*Work to complete*. Identify the lines that contain the word "content" and copy each one.
-- Dataset start --
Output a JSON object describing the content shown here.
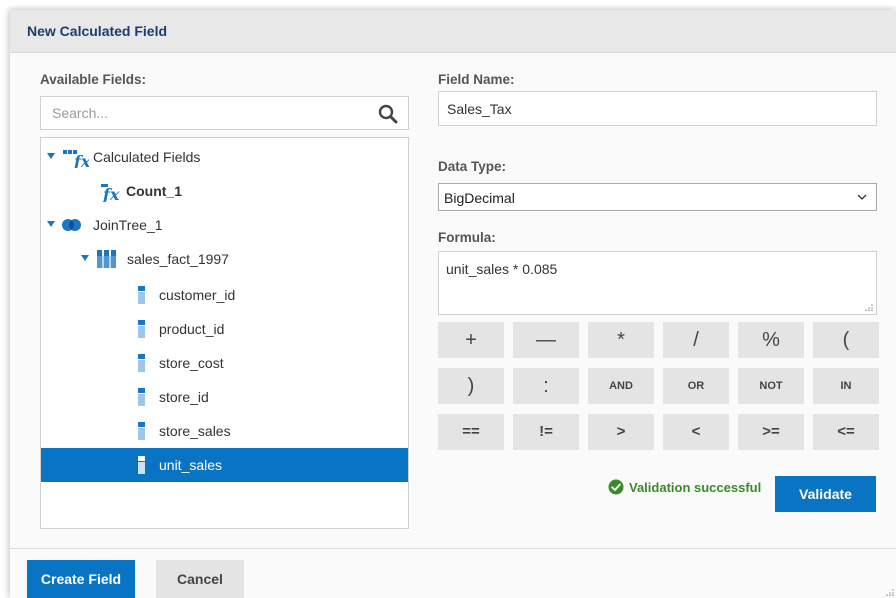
{
  "dialog": {
    "title": "New Calculated Field"
  },
  "available_fields": {
    "label": "Available Fields:",
    "search_placeholder": "Search...",
    "tree": [
      {
        "label": "Calculated Fields",
        "level": 0,
        "expanded": true,
        "icon": "function-folder-icon",
        "bold": false,
        "selected": false
      },
      {
        "label": "Count_1",
        "level": 1,
        "icon": "function-icon",
        "bold": true,
        "selected": false
      },
      {
        "label": "JoinTree_1",
        "level": 0,
        "expanded": true,
        "icon": "join-icon",
        "bold": false,
        "selected": false
      },
      {
        "label": "sales_fact_1997",
        "level": 1,
        "expanded": true,
        "icon": "table-icon",
        "bold": false,
        "selected": false
      },
      {
        "label": "customer_id",
        "level": 2,
        "icon": "column-icon",
        "bold": false,
        "selected": false
      },
      {
        "label": "product_id",
        "level": 2,
        "icon": "column-icon",
        "bold": false,
        "selected": false
      },
      {
        "label": "store_cost",
        "level": 2,
        "icon": "column-icon",
        "bold": false,
        "selected": false
      },
      {
        "label": "store_id",
        "level": 2,
        "icon": "column-icon",
        "bold": false,
        "selected": false
      },
      {
        "label": "store_sales",
        "level": 2,
        "icon": "column-icon",
        "bold": false,
        "selected": false
      },
      {
        "label": "unit_sales",
        "level": 2,
        "icon": "column-icon",
        "bold": false,
        "selected": true
      }
    ]
  },
  "field_name": {
    "label": "Field Name:",
    "value": "Sales_Tax"
  },
  "data_type": {
    "label": "Data Type:",
    "selected": "BigDecimal"
  },
  "formula": {
    "label": "Formula:",
    "value": "unit_sales * 0.085"
  },
  "operators": [
    [
      "+",
      "—",
      "*",
      "/",
      "%",
      "("
    ],
    [
      ")",
      ":",
      "AND",
      "OR",
      "NOT",
      "IN"
    ],
    [
      "==",
      "!=",
      ">",
      "<",
      ">=",
      "<="
    ]
  ],
  "validation": {
    "message": "Validation successful",
    "button": "Validate",
    "status_color": "#3a8a2a"
  },
  "footer": {
    "create_label": "Create Field",
    "cancel_label": "Cancel"
  },
  "colors": {
    "accent": "#0a74c4",
    "title": "#1a3d6e"
  }
}
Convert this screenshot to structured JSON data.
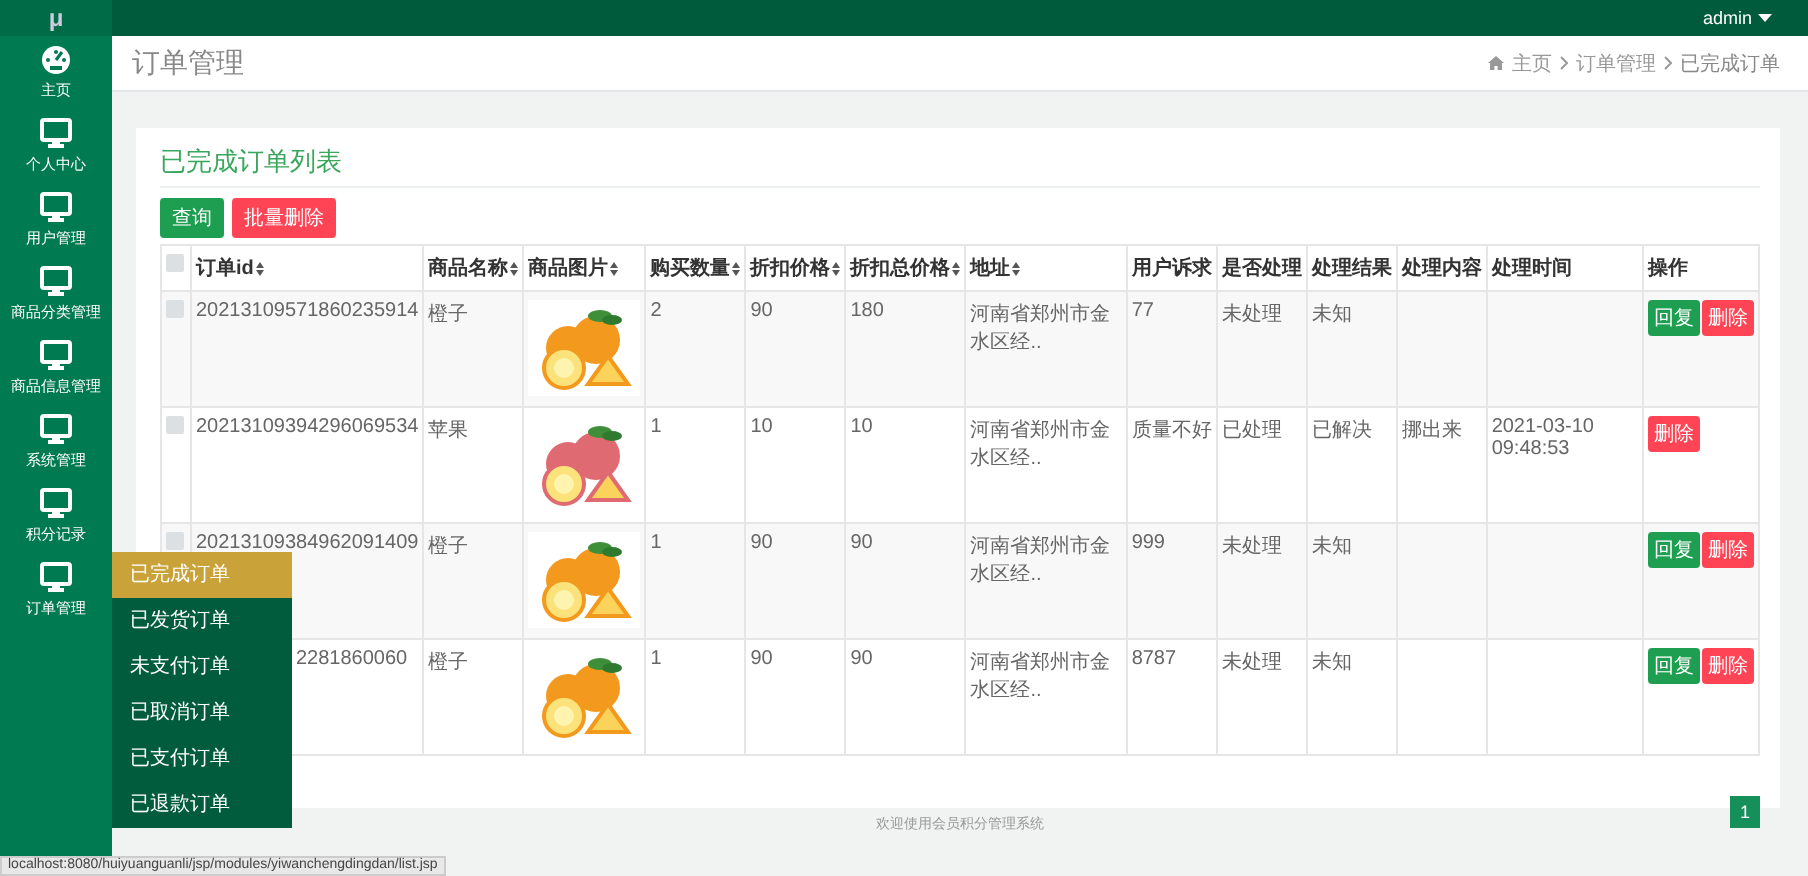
{
  "app": {
    "logo": "μ",
    "user": "admin"
  },
  "sidebar": {
    "items": [
      {
        "label": "主页",
        "kind": "dashboard"
      },
      {
        "label": "个人中心",
        "kind": "monitor"
      },
      {
        "label": "用户管理",
        "kind": "monitor"
      },
      {
        "label": "商品分类管理",
        "kind": "monitor"
      },
      {
        "label": "商品信息管理",
        "kind": "monitor"
      },
      {
        "label": "系统管理",
        "kind": "monitor"
      },
      {
        "label": "积分记录",
        "kind": "monitor"
      },
      {
        "label": "订单管理",
        "kind": "monitor"
      }
    ]
  },
  "submenu": {
    "items": [
      {
        "label": "已完成订单",
        "selected": true
      },
      {
        "label": "已发货订单",
        "selected": false
      },
      {
        "label": "未支付订单",
        "selected": false
      },
      {
        "label": "已取消订单",
        "selected": false
      },
      {
        "label": "已支付订单",
        "selected": false
      },
      {
        "label": "已退款订单",
        "selected": false
      }
    ]
  },
  "page": {
    "title": "订单管理",
    "breadcrumb": [
      "主页",
      "订单管理",
      "已完成订单"
    ]
  },
  "card": {
    "title": "已完成订单列表",
    "buttons": [
      {
        "label": "查询",
        "kind": "primary"
      },
      {
        "label": "批量删除",
        "kind": "danger"
      }
    ]
  },
  "table": {
    "header_checked": false,
    "columns": [
      {
        "label": "订单id",
        "sortable": true
      },
      {
        "label": "商品名称",
        "sortable": true
      },
      {
        "label": "商品图片",
        "sortable": true
      },
      {
        "label": "购买数量",
        "sortable": true
      },
      {
        "label": "折扣价格",
        "sortable": true
      },
      {
        "label": "折扣总价格",
        "sortable": true
      },
      {
        "label": "地址",
        "sortable": true
      },
      {
        "label": "用户诉求",
        "sortable": false
      },
      {
        "label": "是否处理",
        "sortable": false
      },
      {
        "label": "处理结果",
        "sortable": false
      },
      {
        "label": "处理内容",
        "sortable": false
      },
      {
        "label": "处理时间",
        "sortable": false
      },
      {
        "label": "操作",
        "sortable": false
      }
    ],
    "rows": [
      {
        "checked": false,
        "id": "20213109571860235914",
        "name": "橙子",
        "image": {
          "kind": "picture",
          "color": "#f39a1e"
        },
        "qty": "2",
        "price": "90",
        "total": "180",
        "address": "河南省郑州市金水区经..",
        "request": "77",
        "status": "未处理",
        "result": "未知",
        "actions": [
          {
            "label": "回复",
            "kind": "reply"
          },
          {
            "label": "删除",
            "kind": "delete"
          }
        ]
      },
      {
        "checked": false,
        "id": "20213109394296069534",
        "name": "苹果",
        "image": {
          "kind": "picture",
          "color": "#e06a72"
        },
        "qty": "1",
        "price": "10",
        "total": "10",
        "address": "河南省郑州市金水区经..",
        "request": "质量不好",
        "status": "已处理",
        "result": "已解决",
        "content": "挪出来",
        "time": "2021-03-10 09:48:53",
        "actions": [
          {
            "label": "删除",
            "kind": "delete"
          }
        ]
      },
      {
        "checked": false,
        "id": "20213109384962091409",
        "name": "橙子",
        "image": {
          "kind": "picture",
          "color": "#f39a1e"
        },
        "qty": "1",
        "price": "90",
        "total": "90",
        "address": "河南省郑州市金水区经..",
        "request": "999",
        "status": "未处理",
        "result": "未知",
        "actions": [
          {
            "label": "回复",
            "kind": "reply"
          },
          {
            "label": "删除",
            "kind": "delete"
          }
        ]
      },
      {
        "partly_hidden": true,
        "id": "2281860060",
        "name": "橙子",
        "image": {
          "kind": "picture",
          "color": "#f39a1e"
        },
        "qty": "1",
        "price": "90",
        "total": "90",
        "address": "河南省郑州市金水区经..",
        "request": "8787",
        "status": "未处理",
        "result": "未知",
        "actions": [
          {
            "label": "回复",
            "kind": "reply"
          },
          {
            "label": "删除",
            "kind": "delete"
          }
        ]
      }
    ]
  },
  "pagination": {
    "pages": [
      {
        "label": "1",
        "selected": true
      }
    ]
  },
  "footer": "欢迎使用会员积分管理系统",
  "status_bar": {
    "url": "localhost:8080/huiyuanguanli/jsp/modules/yiwanchengdingdan/list.jsp"
  }
}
-- Dataset end --
*Result of the task*.
Output a JSON object describing the content shown here.
        "content": "挪出来",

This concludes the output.